» **PROBLEM DETAILS**:
Write out all of the data without omission, exactly as shown.

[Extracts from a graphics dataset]
────────────────
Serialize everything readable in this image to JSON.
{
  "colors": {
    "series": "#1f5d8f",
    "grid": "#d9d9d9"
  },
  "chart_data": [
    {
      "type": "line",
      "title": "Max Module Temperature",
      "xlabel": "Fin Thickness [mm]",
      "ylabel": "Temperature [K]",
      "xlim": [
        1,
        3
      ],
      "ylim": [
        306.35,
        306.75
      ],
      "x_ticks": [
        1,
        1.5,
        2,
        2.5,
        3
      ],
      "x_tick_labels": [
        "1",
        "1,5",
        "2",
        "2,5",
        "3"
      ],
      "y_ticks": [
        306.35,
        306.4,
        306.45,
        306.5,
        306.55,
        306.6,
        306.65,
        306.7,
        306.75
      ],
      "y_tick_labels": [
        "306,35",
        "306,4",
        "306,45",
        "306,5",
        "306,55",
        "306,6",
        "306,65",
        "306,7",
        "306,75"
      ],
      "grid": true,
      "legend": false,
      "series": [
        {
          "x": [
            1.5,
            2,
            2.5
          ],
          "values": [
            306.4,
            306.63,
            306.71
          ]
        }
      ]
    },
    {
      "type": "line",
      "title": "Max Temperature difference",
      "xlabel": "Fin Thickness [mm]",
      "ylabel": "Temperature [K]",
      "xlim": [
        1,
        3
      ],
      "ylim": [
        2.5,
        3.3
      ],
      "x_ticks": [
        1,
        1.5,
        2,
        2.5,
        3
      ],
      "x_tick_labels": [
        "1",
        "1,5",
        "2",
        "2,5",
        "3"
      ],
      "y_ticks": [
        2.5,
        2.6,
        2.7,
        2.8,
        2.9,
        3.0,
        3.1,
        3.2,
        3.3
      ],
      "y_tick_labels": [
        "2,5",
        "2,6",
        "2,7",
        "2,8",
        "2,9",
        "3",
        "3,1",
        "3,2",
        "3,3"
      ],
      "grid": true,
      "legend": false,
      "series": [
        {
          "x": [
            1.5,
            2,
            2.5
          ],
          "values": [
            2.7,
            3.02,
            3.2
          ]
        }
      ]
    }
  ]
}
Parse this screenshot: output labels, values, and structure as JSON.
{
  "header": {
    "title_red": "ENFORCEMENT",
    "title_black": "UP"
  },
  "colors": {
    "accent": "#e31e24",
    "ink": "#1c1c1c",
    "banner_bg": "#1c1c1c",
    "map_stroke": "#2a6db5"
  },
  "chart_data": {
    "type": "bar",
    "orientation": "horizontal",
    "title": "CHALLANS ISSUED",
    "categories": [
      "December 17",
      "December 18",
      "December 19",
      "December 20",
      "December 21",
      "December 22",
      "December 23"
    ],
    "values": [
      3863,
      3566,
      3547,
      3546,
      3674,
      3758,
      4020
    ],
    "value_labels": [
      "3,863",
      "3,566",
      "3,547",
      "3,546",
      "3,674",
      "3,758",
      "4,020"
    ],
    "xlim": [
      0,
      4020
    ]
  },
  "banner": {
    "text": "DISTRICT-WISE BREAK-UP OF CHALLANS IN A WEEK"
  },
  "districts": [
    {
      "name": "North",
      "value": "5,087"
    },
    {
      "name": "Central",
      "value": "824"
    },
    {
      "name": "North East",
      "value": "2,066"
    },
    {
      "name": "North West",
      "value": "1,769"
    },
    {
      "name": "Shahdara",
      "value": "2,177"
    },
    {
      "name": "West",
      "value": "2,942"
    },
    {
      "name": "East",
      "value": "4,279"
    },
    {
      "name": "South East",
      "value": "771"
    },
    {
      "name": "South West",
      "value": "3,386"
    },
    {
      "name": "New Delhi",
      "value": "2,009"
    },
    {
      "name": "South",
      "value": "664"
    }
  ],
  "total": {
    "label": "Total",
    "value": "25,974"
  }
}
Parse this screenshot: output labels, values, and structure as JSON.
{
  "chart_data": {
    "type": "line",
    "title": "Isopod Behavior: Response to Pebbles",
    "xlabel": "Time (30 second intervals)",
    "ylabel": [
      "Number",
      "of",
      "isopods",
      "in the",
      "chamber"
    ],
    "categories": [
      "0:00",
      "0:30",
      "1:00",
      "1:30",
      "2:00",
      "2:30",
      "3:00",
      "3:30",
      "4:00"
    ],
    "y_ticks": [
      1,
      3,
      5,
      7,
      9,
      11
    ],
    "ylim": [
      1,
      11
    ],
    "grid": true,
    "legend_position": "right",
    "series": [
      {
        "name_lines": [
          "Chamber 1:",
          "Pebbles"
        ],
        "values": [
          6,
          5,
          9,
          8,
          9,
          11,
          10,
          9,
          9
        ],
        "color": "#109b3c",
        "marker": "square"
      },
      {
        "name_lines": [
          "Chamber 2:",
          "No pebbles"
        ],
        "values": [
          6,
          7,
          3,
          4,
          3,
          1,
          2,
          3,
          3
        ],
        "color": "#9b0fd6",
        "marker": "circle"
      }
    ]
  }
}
────────────────
» **OUTPUT**:
Serialize everything readable in this image to JSON.
{
  "colors": {
    "series": "#1f5d8f",
    "grid": "#d9d9d9"
  },
  "chart_data": [
    {
      "type": "line",
      "title": "Max Module Temperature",
      "xlabel": "Fin Thickness [mm]",
      "ylabel": "Temperature [K]",
      "xlim": [
        1,
        3
      ],
      "ylim": [
        306.35,
        306.75
      ],
      "x_ticks": [
        1,
        1.5,
        2,
        2.5,
        3
      ],
      "x_tick_labels": [
        "1",
        "1,5",
        "2",
        "2,5",
        "3"
      ],
      "y_ticks": [
        306.35,
        306.4,
        306.45,
        306.5,
        306.55,
        306.6,
        306.65,
        306.7,
        306.75
      ],
      "y_tick_labels": [
        "306,35",
        "306,4",
        "306,45",
        "306,5",
        "306,55",
        "306,6",
        "306,65",
        "306,7",
        "306,75"
      ],
      "grid": true,
      "legend": false,
      "series": [
        {
          "x": [
            1.5,
            2,
            2.5
          ],
          "values": [
            306.4,
            306.63,
            306.71
          ]
        }
      ]
    },
    {
      "type": "line",
      "title": "Max Temperature difference",
      "xlabel": "Fin Thickness [mm]",
      "ylabel": "Temperature [K]",
      "xlim": [
        1,
        3
      ],
      "ylim": [
        2.5,
        3.3
      ],
      "x_ticks": [
        1,
        1.5,
        2,
        2.5,
        3
      ],
      "x_tick_labels": [
        "1",
        "1,5",
        "2",
        "2,5",
        "3"
      ],
      "y_ticks": [
        2.5,
        2.6,
        2.7,
        2.8,
        2.9,
        3.0,
        3.1,
        3.2,
        3.3
      ],
      "y_tick_labels": [
        "2,5",
        "2,6",
        "2,7",
        "2,8",
        "2,9",
        "3",
        "3,1",
        "3,2",
        "3,3"
      ],
      "grid": true,
      "legend": false,
      "series": [
        {
          "x": [
            1.5,
            2,
            2.5
          ],
          "values": [
            2.7,
            3.02,
            3.2
          ]
        }
      ]
    }
  ]
}
Parse this screenshot: output labels, values, and structure as JSON.
{
  "header": {
    "title_red": "ENFORCEMENT",
    "title_black": "UP"
  },
  "colors": {
    "accent": "#e31e24",
    "ink": "#1c1c1c",
    "banner_bg": "#1c1c1c",
    "map_stroke": "#2a6db5"
  },
  "chart_data": {
    "type": "bar",
    "orientation": "horizontal",
    "title": "CHALLANS ISSUED",
    "categories": [
      "December 17",
      "December 18",
      "December 19",
      "December 20",
      "December 21",
      "December 22",
      "December 23"
    ],
    "values": [
      3863,
      3566,
      3547,
      3546,
      3674,
      3758,
      4020
    ],
    "value_labels": [
      "3,863",
      "3,566",
      "3,547",
      "3,546",
      "3,674",
      "3,758",
      "4,020"
    ],
    "xlim": [
      0,
      4020
    ]
  },
  "banner": {
    "text": "DISTRICT-WISE BREAK-UP OF CHALLANS IN A WEEK"
  },
  "districts": [
    {
      "name": "North",
      "value": "5,087"
    },
    {
      "name": "Central",
      "value": "824"
    },
    {
      "name": "North East",
      "value": "2,066"
    },
    {
      "name": "North West",
      "value": "1,769"
    },
    {
      "name": "Shahdara",
      "value": "2,177"
    },
    {
      "name": "West",
      "value": "2,942"
    },
    {
      "name": "East",
      "value": "4,279"
    },
    {
      "name": "South East",
      "value": "771"
    },
    {
      "name": "South West",
      "value": "3,386"
    },
    {
      "name": "New Delhi",
      "value": "2,009"
    },
    {
      "name": "South",
      "value": "664"
    }
  ],
  "total": {
    "label": "Total",
    "value": "25,974"
  }
}
Parse this screenshot: output labels, values, and structure as JSON.
{
  "chart_data": {
    "type": "line",
    "title": "Isopod Behavior: Response to Pebbles",
    "xlabel": "Time (30 second intervals)",
    "ylabel": [
      "Number",
      "of",
      "isopods",
      "in the",
      "chamber"
    ],
    "categories": [
      "0:00",
      "0:30",
      "1:00",
      "1:30",
      "2:00",
      "2:30",
      "3:00",
      "3:30",
      "4:00"
    ],
    "y_ticks": [
      1,
      3,
      5,
      7,
      9,
      11
    ],
    "ylim": [
      1,
      11
    ],
    "grid": true,
    "legend_position": "right",
    "series": [
      {
        "name_lines": [
          "Chamber 1:",
          "Pebbles"
        ],
        "values": [
          6,
          5,
          9,
          8,
          9,
          11,
          10,
          9,
          9
        ],
        "color": "#109b3c",
        "marker": "square"
      },
      {
        "name_lines": [
          "Chamber 2:",
          "No pebbles"
        ],
        "values": [
          6,
          7,
          3,
          4,
          3,
          1,
          2,
          3,
          3
        ],
        "color": "#9b0fd6",
        "marker": "circle"
      }
    ]
  }
}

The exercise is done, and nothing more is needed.